WHAT YOU NEED TO DO
Reproduce every entry exactly as shown.

Data records:
☆ ☆ ☆ ☆ ☆
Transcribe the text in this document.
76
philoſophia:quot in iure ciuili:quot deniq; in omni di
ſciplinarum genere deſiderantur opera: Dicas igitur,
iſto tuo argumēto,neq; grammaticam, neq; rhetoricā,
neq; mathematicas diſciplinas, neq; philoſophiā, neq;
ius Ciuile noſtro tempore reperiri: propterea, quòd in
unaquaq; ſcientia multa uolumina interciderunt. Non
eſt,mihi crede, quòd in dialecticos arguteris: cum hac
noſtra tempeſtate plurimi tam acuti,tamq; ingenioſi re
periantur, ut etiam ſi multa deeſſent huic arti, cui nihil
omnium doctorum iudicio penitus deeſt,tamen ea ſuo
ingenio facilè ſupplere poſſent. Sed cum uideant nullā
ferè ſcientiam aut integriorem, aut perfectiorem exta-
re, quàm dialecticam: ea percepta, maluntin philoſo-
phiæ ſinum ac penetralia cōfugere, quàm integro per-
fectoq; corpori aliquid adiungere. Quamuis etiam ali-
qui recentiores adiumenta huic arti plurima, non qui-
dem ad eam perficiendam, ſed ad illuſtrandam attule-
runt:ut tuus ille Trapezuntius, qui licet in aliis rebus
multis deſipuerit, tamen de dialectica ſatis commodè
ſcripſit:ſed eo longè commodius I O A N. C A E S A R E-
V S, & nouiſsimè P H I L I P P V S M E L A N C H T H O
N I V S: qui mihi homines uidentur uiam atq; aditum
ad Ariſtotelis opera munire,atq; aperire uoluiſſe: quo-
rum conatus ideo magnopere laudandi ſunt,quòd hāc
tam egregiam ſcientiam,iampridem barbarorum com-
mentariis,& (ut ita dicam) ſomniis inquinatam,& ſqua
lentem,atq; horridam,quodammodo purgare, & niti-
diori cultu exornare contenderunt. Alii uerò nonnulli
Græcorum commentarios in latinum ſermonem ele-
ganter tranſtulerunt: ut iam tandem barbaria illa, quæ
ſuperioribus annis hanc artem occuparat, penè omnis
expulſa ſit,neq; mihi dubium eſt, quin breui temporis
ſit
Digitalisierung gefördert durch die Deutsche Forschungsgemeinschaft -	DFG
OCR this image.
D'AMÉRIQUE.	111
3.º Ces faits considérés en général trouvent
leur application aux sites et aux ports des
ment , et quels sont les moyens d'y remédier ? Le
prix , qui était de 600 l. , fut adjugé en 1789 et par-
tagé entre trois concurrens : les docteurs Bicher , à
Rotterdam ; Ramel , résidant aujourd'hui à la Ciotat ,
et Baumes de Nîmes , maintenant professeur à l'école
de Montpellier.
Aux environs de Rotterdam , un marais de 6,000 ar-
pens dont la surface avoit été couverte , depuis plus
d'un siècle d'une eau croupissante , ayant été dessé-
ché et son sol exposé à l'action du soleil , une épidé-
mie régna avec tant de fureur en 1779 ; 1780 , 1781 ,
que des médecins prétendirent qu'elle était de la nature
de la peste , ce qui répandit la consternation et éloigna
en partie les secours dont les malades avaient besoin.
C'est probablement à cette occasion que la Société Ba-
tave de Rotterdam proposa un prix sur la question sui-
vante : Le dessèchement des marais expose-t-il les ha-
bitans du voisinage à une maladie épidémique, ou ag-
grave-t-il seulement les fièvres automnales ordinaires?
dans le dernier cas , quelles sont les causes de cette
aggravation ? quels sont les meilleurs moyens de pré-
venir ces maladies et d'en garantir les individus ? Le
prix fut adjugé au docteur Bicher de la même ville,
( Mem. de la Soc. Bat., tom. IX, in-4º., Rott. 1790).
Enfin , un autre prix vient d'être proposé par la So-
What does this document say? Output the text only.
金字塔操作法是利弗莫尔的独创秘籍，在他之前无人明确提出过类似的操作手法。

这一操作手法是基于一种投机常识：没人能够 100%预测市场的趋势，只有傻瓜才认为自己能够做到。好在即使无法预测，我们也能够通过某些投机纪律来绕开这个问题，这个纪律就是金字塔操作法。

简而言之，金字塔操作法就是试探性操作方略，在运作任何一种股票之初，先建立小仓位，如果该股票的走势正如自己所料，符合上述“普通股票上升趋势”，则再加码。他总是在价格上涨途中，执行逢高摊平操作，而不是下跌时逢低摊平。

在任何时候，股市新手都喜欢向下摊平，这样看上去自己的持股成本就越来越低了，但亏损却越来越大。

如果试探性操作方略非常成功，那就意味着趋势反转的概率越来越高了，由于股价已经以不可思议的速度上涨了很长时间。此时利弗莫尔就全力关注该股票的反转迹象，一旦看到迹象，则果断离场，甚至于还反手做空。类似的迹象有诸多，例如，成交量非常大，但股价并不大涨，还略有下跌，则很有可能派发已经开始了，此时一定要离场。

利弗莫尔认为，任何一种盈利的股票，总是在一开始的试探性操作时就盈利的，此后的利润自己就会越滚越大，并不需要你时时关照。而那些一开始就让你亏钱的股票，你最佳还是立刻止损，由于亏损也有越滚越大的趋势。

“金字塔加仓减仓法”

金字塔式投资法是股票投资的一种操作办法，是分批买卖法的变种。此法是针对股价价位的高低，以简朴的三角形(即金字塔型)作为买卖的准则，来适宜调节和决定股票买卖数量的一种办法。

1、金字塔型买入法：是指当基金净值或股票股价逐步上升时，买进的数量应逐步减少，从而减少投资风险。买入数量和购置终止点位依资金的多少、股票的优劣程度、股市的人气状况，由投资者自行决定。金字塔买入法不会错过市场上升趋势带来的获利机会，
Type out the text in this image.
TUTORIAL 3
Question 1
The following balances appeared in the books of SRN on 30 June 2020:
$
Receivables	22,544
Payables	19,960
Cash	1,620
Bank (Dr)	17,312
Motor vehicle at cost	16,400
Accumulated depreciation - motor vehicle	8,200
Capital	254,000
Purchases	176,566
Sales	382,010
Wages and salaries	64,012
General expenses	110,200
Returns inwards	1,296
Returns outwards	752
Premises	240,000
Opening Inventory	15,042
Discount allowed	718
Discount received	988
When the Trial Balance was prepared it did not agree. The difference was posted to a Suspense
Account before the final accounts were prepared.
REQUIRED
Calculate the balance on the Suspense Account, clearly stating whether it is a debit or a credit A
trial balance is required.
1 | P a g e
☆ ☆ ☆ ☆ ☆
TASK RESULT
Transcribe the text in this document.
76
philoſophia:quot in iure ciuili:quot deniq; in omni di
ſciplinarum genere deſiderantur opera: Dicas igitur,
iſto tuo argumēto,neq; grammaticam, neq; rhetoricā,
neq; mathematicas diſciplinas, neq; philoſophiā, neq;
ius Ciuile noſtro tempore reperiri: propterea, quòd in
unaquaq; ſcientia multa uolumina interciderunt. Non
eſt,mihi crede, quòd in dialecticos arguteris: cum hac
noſtra tempeſtate plurimi tam acuti,tamq; ingenioſi re
periantur, ut etiam ſi multa deeſſent huic arti, cui nihil
omnium doctorum iudicio penitus deeſt,tamen ea ſuo
ingenio facilè ſupplere poſſent. Sed cum uideant nullā
ferè ſcientiam aut integriorem, aut perfectiorem exta-
re, quàm dialecticam: ea percepta, maluntin philoſo-
phiæ ſinum ac penetralia cōfugere, quàm integro per-
fectoq; corpori aliquid adiungere. Quamuis etiam ali-
qui recentiores adiumenta huic arti plurima, non qui-
dem ad eam perficiendam, ſed ad illuſtrandam attule-
runt:ut tuus ille Trapezuntius, qui licet in aliis rebus
multis deſipuerit, tamen de dialectica ſatis commodè
ſcripſit:ſed eo longè commodius I O A N. C A E S A R E-
V S, & nouiſsimè P H I L I P P V S M E L A N C H T H O
N I V S: qui mihi homines uidentur uiam atq; aditum
ad Ariſtotelis opera munire,atq; aperire uoluiſſe: quo-
rum conatus ideo magnopere laudandi ſunt,quòd hāc
tam egregiam ſcientiam,iampridem barbarorum com-
mentariis,& (ut ita dicam) ſomniis inquinatam,& ſqua
lentem,atq; horridam,quodammodo purgare, & niti-
diori cultu exornare contenderunt. Alii uerò nonnulli
Græcorum commentarios in latinum ſermonem ele-
ganter tranſtulerunt: ut iam tandem barbaria illa, quæ
ſuperioribus annis hanc artem occuparat, penè omnis
expulſa ſit,neq; mihi dubium eſt, quin breui temporis
ſit
Digitalisierung gefördert durch die Deutsche Forschungsgemeinschaft -	DFG
OCR this image.
D'AMÉRIQUE.	111
3.º Ces faits considérés en général trouvent
leur application aux sites et aux ports des
ment , et quels sont les moyens d'y remédier ? Le
prix , qui était de 600 l. , fut adjugé en 1789 et par-
tagé entre trois concurrens : les docteurs Bicher , à
Rotterdam ; Ramel , résidant aujourd'hui à la Ciotat ,
et Baumes de Nîmes , maintenant professeur à l'école
de Montpellier.
Aux environs de Rotterdam , un marais de 6,000 ar-
pens dont la surface avoit été couverte , depuis plus
d'un siècle d'une eau croupissante , ayant été dessé-
ché et son sol exposé à l'action du soleil , une épidé-
mie régna avec tant de fureur en 1779 ; 1780 , 1781 ,
que des médecins prétendirent qu'elle était de la nature
de la peste , ce qui répandit la consternation et éloigna
en partie les secours dont les malades avaient besoin.
C'est probablement à cette occasion que la Société Ba-
tave de Rotterdam proposa un prix sur la question sui-
vante : Le dessèchement des marais expose-t-il les ha-
bitans du voisinage à une maladie épidémique, ou ag-
grave-t-il seulement les fièvres automnales ordinaires?
dans le dernier cas , quelles sont les causes de cette
aggravation ? quels sont les meilleurs moyens de pré-
venir ces maladies et d'en garantir les individus ? Le
prix fut adjugé au docteur Bicher de la même ville,
( Mem. de la Soc. Bat., tom. IX, in-4º., Rott. 1790).
Enfin , un autre prix vient d'être proposé par la So-
What does this document say? Output the text only.
金字塔操作法是利弗莫尔的独创秘籍，在他之前无人明确提出过类似的操作手法。

这一操作手法是基于一种投机常识：没人能够 100%预测市场的趋势，只有傻瓜才认为自己能够做到。好在即使无法预测，我们也能够通过某些投机纪律来绕开这个问题，这个纪律就是金字塔操作法。

简而言之，金字塔操作法就是试探性操作方略，在运作任何一种股票之初，先建立小仓位，如果该股票的走势正如自己所料，符合上述“普通股票上升趋势”，则再加码。他总是在价格上涨途中，执行逢高摊平操作，而不是下跌时逢低摊平。

在任何时候，股市新手都喜欢向下摊平，这样看上去自己的持股成本就越来越低了，但亏损却越来越大。

如果试探性操作方略非常成功，那就意味着趋势反转的概率越来越高了，由于股价已经以不可思议的速度上涨了很长时间。此时利弗莫尔就全力关注该股票的反转迹象，一旦看到迹象，则果断离场，甚至于还反手做空。类似的迹象有诸多，例如，成交量非常大，但股价并不大涨，还略有下跌，则很有可能派发已经开始了，此时一定要离场。

利弗莫尔认为，任何一种盈利的股票，总是在一开始的试探性操作时就盈利的，此后的利润自己就会越滚越大，并不需要你时时关照。而那些一开始就让你亏钱的股票，你最佳还是立刻止损，由于亏损也有越滚越大的趋势。

“金字塔加仓减仓法”

金字塔式投资法是股票投资的一种操作办法，是分批买卖法的变种。此法是针对股价价位的高低，以简朴的三角形(即金字塔型)作为买卖的准则，来适宜调节和决定股票买卖数量的一种办法。

1、金字塔型买入法：是指当基金净值或股票股价逐步上升时，买进的数量应逐步减少，从而减少投资风险。买入数量和购置终止点位依资金的多少、股票的优劣程度、股市的人气状况，由投资者自行决定。金字塔买入法不会错过市场上升趋势带来的获利机会，
Type out the text in this image.
TUTORIAL 3
Question 1
The following balances appeared in the books of SRN on 30 June 2020:
$
Receivables	22,544
Payables	19,960
Cash	1,620
Bank (Dr)	17,312
Motor vehicle at cost	16,400
Accumulated depreciation - motor vehicle	8,200
Capital	254,000
Purchases	176,566
Sales	382,010
Wages and salaries	64,012
General expenses	110,200
Returns inwards	1,296
Returns outwards	752
Premises	240,000
Opening Inventory	15,042
Discount allowed	718
Discount received	988
When the Trial Balance was prepared it did not agree. The difference was posted to a Suspense
Account before the final accounts were prepared.
REQUIRED
Calculate the balance on the Suspense Account, clearly stating whether it is a debit or a credit A
trial balance is required.
1 | P a g e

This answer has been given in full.